═════ MATERIAL ═════

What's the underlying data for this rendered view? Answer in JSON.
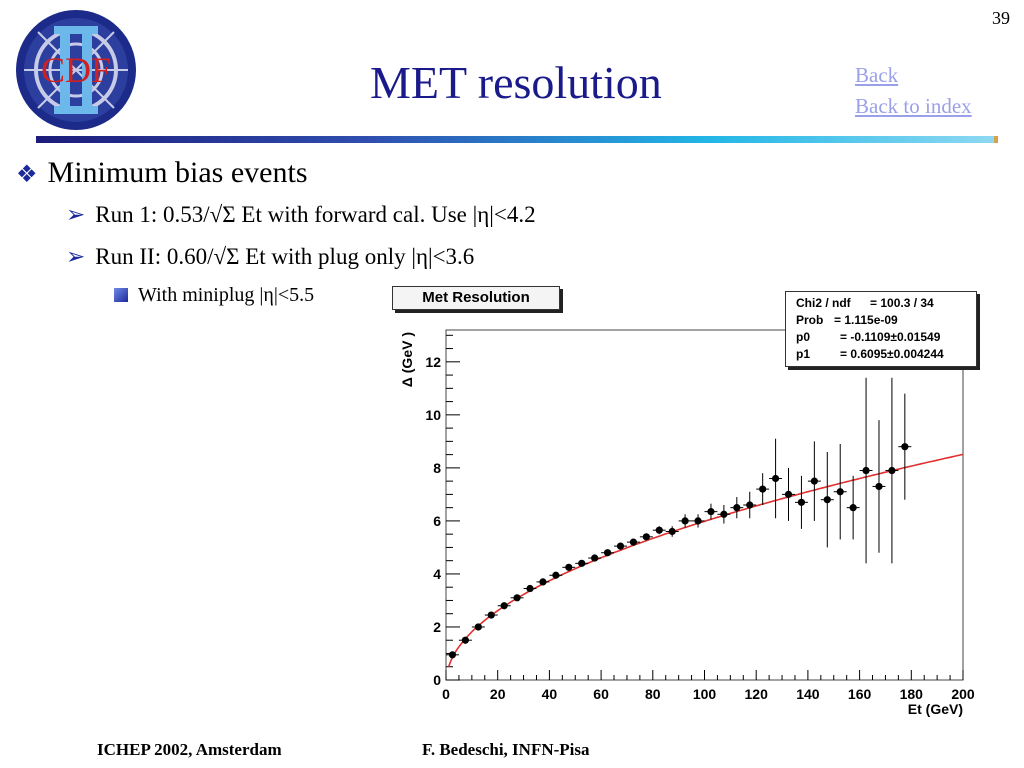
{
  "slide": {
    "number": "39",
    "title": "MET resolution",
    "logo_text": "CDF",
    "nav": {
      "back": "Back",
      "back_to_index": "Back to index"
    },
    "bullets": {
      "level1": "Minimum bias events",
      "level2": [
        "Run 1: 0.53/√Σ Et with forward cal. Use |η|<4.2",
        "Run II: 0.60/√Σ Et with plug only |η|<3.6"
      ],
      "level3": "With miniplug |η|<5.5"
    },
    "footer": {
      "left": "ICHEP 2002, Amsterdam",
      "right": "F. Bedeschi, INFN-Pisa"
    },
    "colors": {
      "title": "#1a1a8a",
      "bullet": "#1a2a9a",
      "link": "#9aa0e8",
      "fit": "#e03030"
    }
  },
  "chart_data": {
    "type": "scatter",
    "title": "Met Resolution",
    "xlabel": "E_t (GeV)",
    "ylabel": "Δ (GeV )",
    "xlim": [
      0,
      200
    ],
    "ylim": [
      0,
      13.2
    ],
    "xticks": [
      0,
      20,
      40,
      60,
      80,
      100,
      120,
      140,
      160,
      180,
      200
    ],
    "yticks": [
      0,
      2,
      4,
      6,
      8,
      10,
      12
    ],
    "series": [
      {
        "points": [
          {
            "x": 2.5,
            "y": 0.95,
            "err": 0.1
          },
          {
            "x": 7.5,
            "y": 1.5,
            "err": 0.1
          },
          {
            "x": 12.5,
            "y": 2.0,
            "err": 0.1
          },
          {
            "x": 17.5,
            "y": 2.45,
            "err": 0.1
          },
          {
            "x": 22.5,
            "y": 2.8,
            "err": 0.1
          },
          {
            "x": 27.5,
            "y": 3.1,
            "err": 0.1
          },
          {
            "x": 32.5,
            "y": 3.45,
            "err": 0.1
          },
          {
            "x": 37.5,
            "y": 3.7,
            "err": 0.1
          },
          {
            "x": 42.5,
            "y": 3.95,
            "err": 0.1
          },
          {
            "x": 47.5,
            "y": 4.25,
            "err": 0.1
          },
          {
            "x": 52.5,
            "y": 4.4,
            "err": 0.1
          },
          {
            "x": 57.5,
            "y": 4.6,
            "err": 0.1
          },
          {
            "x": 62.5,
            "y": 4.8,
            "err": 0.1
          },
          {
            "x": 67.5,
            "y": 5.05,
            "err": 0.1
          },
          {
            "x": 72.5,
            "y": 5.2,
            "err": 0.1
          },
          {
            "x": 77.5,
            "y": 5.4,
            "err": 0.1
          },
          {
            "x": 82.5,
            "y": 5.65,
            "err": 0.15
          },
          {
            "x": 87.5,
            "y": 5.6,
            "err": 0.2
          },
          {
            "x": 92.5,
            "y": 6.0,
            "err": 0.25
          },
          {
            "x": 97.5,
            "y": 6.0,
            "err": 0.25
          },
          {
            "x": 102.5,
            "y": 6.35,
            "err": 0.3
          },
          {
            "x": 107.5,
            "y": 6.25,
            "err": 0.35
          },
          {
            "x": 112.5,
            "y": 6.5,
            "err": 0.4
          },
          {
            "x": 117.5,
            "y": 6.6,
            "err": 0.5
          },
          {
            "x": 122.5,
            "y": 7.2,
            "err": 0.6
          },
          {
            "x": 127.5,
            "y": 7.6,
            "err": 1.5
          },
          {
            "x": 132.5,
            "y": 7.0,
            "err": 1.0
          },
          {
            "x": 137.5,
            "y": 6.7,
            "err": 1.0
          },
          {
            "x": 142.5,
            "y": 7.5,
            "err": 1.5
          },
          {
            "x": 147.5,
            "y": 6.8,
            "err": 1.8
          },
          {
            "x": 152.5,
            "y": 7.1,
            "err": 1.8
          },
          {
            "x": 157.5,
            "y": 6.5,
            "err": 1.2
          },
          {
            "x": 162.5,
            "y": 7.9,
            "err": 3.5
          },
          {
            "x": 167.5,
            "y": 7.3,
            "err": 2.5
          },
          {
            "x": 172.5,
            "y": 7.9,
            "err": 3.5
          },
          {
            "x": 177.5,
            "y": 8.8,
            "err": 2.0
          }
        ]
      }
    ],
    "fit": {
      "formula": "p0 + p1*sqrt(x)",
      "p0": -0.1109,
      "p1": 0.6095,
      "color": "#e03030"
    },
    "stats_box": [
      {
        "label": "Chi2 / ndf",
        "value": "= 100.3 / 34"
      },
      {
        "label": "Prob",
        "value": "= 1.115e-09"
      },
      {
        "label": "p0",
        "value": "= -0.1109",
        "err": "0.01549"
      },
      {
        "label": "p1",
        "value": "= 0.6095",
        "err": "0.004244"
      }
    ],
    "grid": false
  }
}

═════

■ OBJECTIVE: Omit any images, then output the listing exactly.

■ WRITTEN ANSWER:
What's the underlying data for this rendered view? Answer in JSON.
{
  "slide": {
    "number": "39",
    "title": "MET resolution",
    "logo_text": "CDF",
    "nav": {
      "back": "Back",
      "back_to_index": "Back to index"
    },
    "bullets": {
      "level1": "Minimum bias events",
      "level2": [
        "Run 1: 0.53/√Σ Et with forward cal. Use |η|<4.2",
        "Run II: 0.60/√Σ Et with plug only |η|<3.6"
      ],
      "level3": "With miniplug |η|<5.5"
    },
    "footer": {
      "left": "ICHEP 2002, Amsterdam",
      "right": "F. Bedeschi, INFN-Pisa"
    },
    "colors": {
      "title": "#1a1a8a",
      "bullet": "#1a2a9a",
      "link": "#9aa0e8",
      "fit": "#e03030"
    }
  },
  "chart_data": {
    "type": "scatter",
    "title": "Met Resolution",
    "xlabel": "E_t (GeV)",
    "ylabel": "Δ (GeV )",
    "xlim": [
      0,
      200
    ],
    "ylim": [
      0,
      13.2
    ],
    "xticks": [
      0,
      20,
      40,
      60,
      80,
      100,
      120,
      140,
      160,
      180,
      200
    ],
    "yticks": [
      0,
      2,
      4,
      6,
      8,
      10,
      12
    ],
    "series": [
      {
        "points": [
          {
            "x": 2.5,
            "y": 0.95,
            "err": 0.1
          },
          {
            "x": 7.5,
            "y": 1.5,
            "err": 0.1
          },
          {
            "x": 12.5,
            "y": 2.0,
            "err": 0.1
          },
          {
            "x": 17.5,
            "y": 2.45,
            "err": 0.1
          },
          {
            "x": 22.5,
            "y": 2.8,
            "err": 0.1
          },
          {
            "x": 27.5,
            "y": 3.1,
            "err": 0.1
          },
          {
            "x": 32.5,
            "y": 3.45,
            "err": 0.1
          },
          {
            "x": 37.5,
            "y": 3.7,
            "err": 0.1
          },
          {
            "x": 42.5,
            "y": 3.95,
            "err": 0.1
          },
          {
            "x": 47.5,
            "y": 4.25,
            "err": 0.1
          },
          {
            "x": 52.5,
            "y": 4.4,
            "err": 0.1
          },
          {
            "x": 57.5,
            "y": 4.6,
            "err": 0.1
          },
          {
            "x": 62.5,
            "y": 4.8,
            "err": 0.1
          },
          {
            "x": 67.5,
            "y": 5.05,
            "err": 0.1
          },
          {
            "x": 72.5,
            "y": 5.2,
            "err": 0.1
          },
          {
            "x": 77.5,
            "y": 5.4,
            "err": 0.1
          },
          {
            "x": 82.5,
            "y": 5.65,
            "err": 0.15
          },
          {
            "x": 87.5,
            "y": 5.6,
            "err": 0.2
          },
          {
            "x": 92.5,
            "y": 6.0,
            "err": 0.25
          },
          {
            "x": 97.5,
            "y": 6.0,
            "err": 0.25
          },
          {
            "x": 102.5,
            "y": 6.35,
            "err": 0.3
          },
          {
            "x": 107.5,
            "y": 6.25,
            "err": 0.35
          },
          {
            "x": 112.5,
            "y": 6.5,
            "err": 0.4
          },
          {
            "x": 117.5,
            "y": 6.6,
            "err": 0.5
          },
          {
            "x": 122.5,
            "y": 7.2,
            "err": 0.6
          },
          {
            "x": 127.5,
            "y": 7.6,
            "err": 1.5
          },
          {
            "x": 132.5,
            "y": 7.0,
            "err": 1.0
          },
          {
            "x": 137.5,
            "y": 6.7,
            "err": 1.0
          },
          {
            "x": 142.5,
            "y": 7.5,
            "err": 1.5
          },
          {
            "x": 147.5,
            "y": 6.8,
            "err": 1.8
          },
          {
            "x": 152.5,
            "y": 7.1,
            "err": 1.8
          },
          {
            "x": 157.5,
            "y": 6.5,
            "err": 1.2
          },
          {
            "x": 162.5,
            "y": 7.9,
            "err": 3.5
          },
          {
            "x": 167.5,
            "y": 7.3,
            "err": 2.5
          },
          {
            "x": 172.5,
            "y": 7.9,
            "err": 3.5
          },
          {
            "x": 177.5,
            "y": 8.8,
            "err": 2.0
          }
        ]
      }
    ],
    "fit": {
      "formula": "p0 + p1*sqrt(x)",
      "p0": -0.1109,
      "p1": 0.6095,
      "color": "#e03030"
    },
    "stats_box": [
      {
        "label": "Chi2 / ndf",
        "value": "= 100.3 / 34"
      },
      {
        "label": "Prob",
        "value": "= 1.115e-09"
      },
      {
        "label": "p0",
        "value": "= -0.1109",
        "err": "0.01549"
      },
      {
        "label": "p1",
        "value": "= 0.6095",
        "err": "0.004244"
      }
    ],
    "grid": false
  }
}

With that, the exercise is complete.